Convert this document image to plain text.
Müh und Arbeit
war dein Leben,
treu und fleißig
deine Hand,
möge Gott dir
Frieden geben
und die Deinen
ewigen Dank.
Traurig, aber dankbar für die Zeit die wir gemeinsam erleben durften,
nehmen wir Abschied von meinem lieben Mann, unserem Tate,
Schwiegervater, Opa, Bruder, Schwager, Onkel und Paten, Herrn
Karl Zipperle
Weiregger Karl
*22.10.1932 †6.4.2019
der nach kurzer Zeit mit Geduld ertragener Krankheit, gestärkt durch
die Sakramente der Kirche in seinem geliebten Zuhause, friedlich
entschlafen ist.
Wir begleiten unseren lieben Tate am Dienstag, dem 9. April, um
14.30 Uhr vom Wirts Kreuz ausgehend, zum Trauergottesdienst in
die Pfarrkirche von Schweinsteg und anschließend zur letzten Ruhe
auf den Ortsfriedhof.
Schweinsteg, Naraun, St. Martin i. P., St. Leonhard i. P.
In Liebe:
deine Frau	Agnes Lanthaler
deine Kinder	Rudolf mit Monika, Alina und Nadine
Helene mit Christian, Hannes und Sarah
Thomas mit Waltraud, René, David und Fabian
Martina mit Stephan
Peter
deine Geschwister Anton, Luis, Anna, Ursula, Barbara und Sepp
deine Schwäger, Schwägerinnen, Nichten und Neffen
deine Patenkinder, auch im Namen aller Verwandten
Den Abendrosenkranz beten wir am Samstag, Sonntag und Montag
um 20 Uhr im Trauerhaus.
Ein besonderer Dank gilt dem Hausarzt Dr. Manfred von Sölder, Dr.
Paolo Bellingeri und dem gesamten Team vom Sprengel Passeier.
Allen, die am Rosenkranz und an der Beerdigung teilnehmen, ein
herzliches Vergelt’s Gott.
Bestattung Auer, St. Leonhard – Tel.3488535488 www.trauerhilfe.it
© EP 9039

..............................

* _Task to carry out_: Write the entire listing out again, word for word.

* _Response to this exercise_:
Convert this document image to plain text.
Müh und Arbeit
war dein Leben,
treu und fleißig
deine Hand,
möge Gott dir
Frieden geben
und die Deinen
ewigen Dank.
Traurig, aber dankbar für die Zeit die wir gemeinsam erleben durften,
nehmen wir Abschied von meinem lieben Mann, unserem Tate,
Schwiegervater, Opa, Bruder, Schwager, Onkel und Paten, Herrn
Karl Zipperle
Weiregger Karl
*22.10.1932 †6.4.2019
der nach kurzer Zeit mit Geduld ertragener Krankheit, gestärkt durch
die Sakramente der Kirche in seinem geliebten Zuhause, friedlich
entschlafen ist.
Wir begleiten unseren lieben Tate am Dienstag, dem 9. April, um
14.30 Uhr vom Wirts Kreuz ausgehend, zum Trauergottesdienst in
die Pfarrkirche von Schweinsteg und anschließend zur letzten Ruhe
auf den Ortsfriedhof.
Schweinsteg, Naraun, St. Martin i. P., St. Leonhard i. P.
In Liebe:
deine Frau	Agnes Lanthaler
deine Kinder	Rudolf mit Monika, Alina und Nadine
Helene mit Christian, Hannes und Sarah
Thomas mit Waltraud, René, David und Fabian
Martina mit Stephan
Peter
deine Geschwister Anton, Luis, Anna, Ursula, Barbara und Sepp
deine Schwäger, Schwägerinnen, Nichten und Neffen
deine Patenkinder, auch im Namen aller Verwandten
Den Abendrosenkranz beten wir am Samstag, Sonntag und Montag
um 20 Uhr im Trauerhaus.
Ein besonderer Dank gilt dem Hausarzt Dr. Manfred von Sölder, Dr.
Paolo Bellingeri und dem gesamten Team vom Sprengel Passeier.
Allen, die am Rosenkranz und an der Beerdigung teilnehmen, ein
herzliches Vergelt’s Gott.
Bestattung Auer, St. Leonhard – Tel.3488535488 www.trauerhilfe.it
© EP 9039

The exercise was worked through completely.